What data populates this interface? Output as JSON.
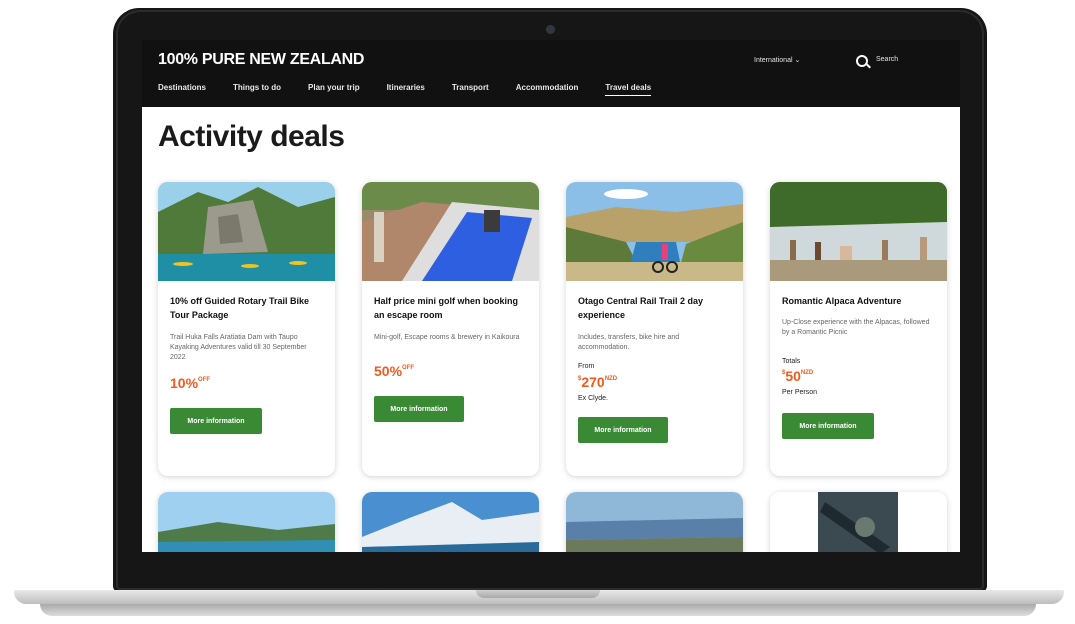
{
  "site": {
    "logo": "100% PURE NEW ZEALAND",
    "region": "International ⌄",
    "search_label": "Search"
  },
  "nav": [
    {
      "label": "Destinations"
    },
    {
      "label": "Things to do"
    },
    {
      "label": "Plan your trip"
    },
    {
      "label": "Itineraries"
    },
    {
      "label": "Transport"
    },
    {
      "label": "Accommodation"
    },
    {
      "label": "Travel deals"
    }
  ],
  "page": {
    "title": "Activity deals"
  },
  "cards": [
    {
      "title": "10% off Guided Rotary Trail Bike Tour Package",
      "description": "Trail Huka Falls Aratiatia Dam with Taupo Kayaking Adventures valid till 30 September 2022",
      "deal": "10%",
      "deal_suffix": "OFF",
      "button": "More information"
    },
    {
      "title": "Half price mini golf when booking an escape room",
      "description": "Mini-golf, Escape rooms & brewery in Kaikoura",
      "deal": "50%",
      "deal_suffix": "OFF",
      "button": "More information"
    },
    {
      "title": "Otago Central Rail Trail 2 day experience",
      "description": "Includes, transfers, bike hire and accommodation.",
      "price_prefix": "From",
      "currency": "$",
      "price": "270",
      "price_unit": "NZD",
      "price_suffix": "Ex Clyde.",
      "button": "More information"
    },
    {
      "title": "Romantic Alpaca Adventure",
      "description": "Up-Close experience with the Alpacas, followed by a Romantic Picnic",
      "price_prefix": "Totals",
      "currency": "$",
      "price": "50",
      "price_unit": "NZD",
      "price_suffix": "Per Person",
      "button": "More information"
    }
  ]
}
======
#### PROBLEM REQUIREMENTS:
Filter the entries down to the lines containing "description". Copy each of those lines.

#### TASK SOLUTION:
      "description": "Trail Huka Falls Aratiatia Dam with Taupo Kayaking Adventures valid till 30 September 2022",
      "description": "Mini-golf, Escape rooms & brewery in Kaikoura",
      "description": "Includes, transfers, bike hire and accommodation.",
      "description": "Up-Close experience with the Alpacas, followed by a Romantic Picnic",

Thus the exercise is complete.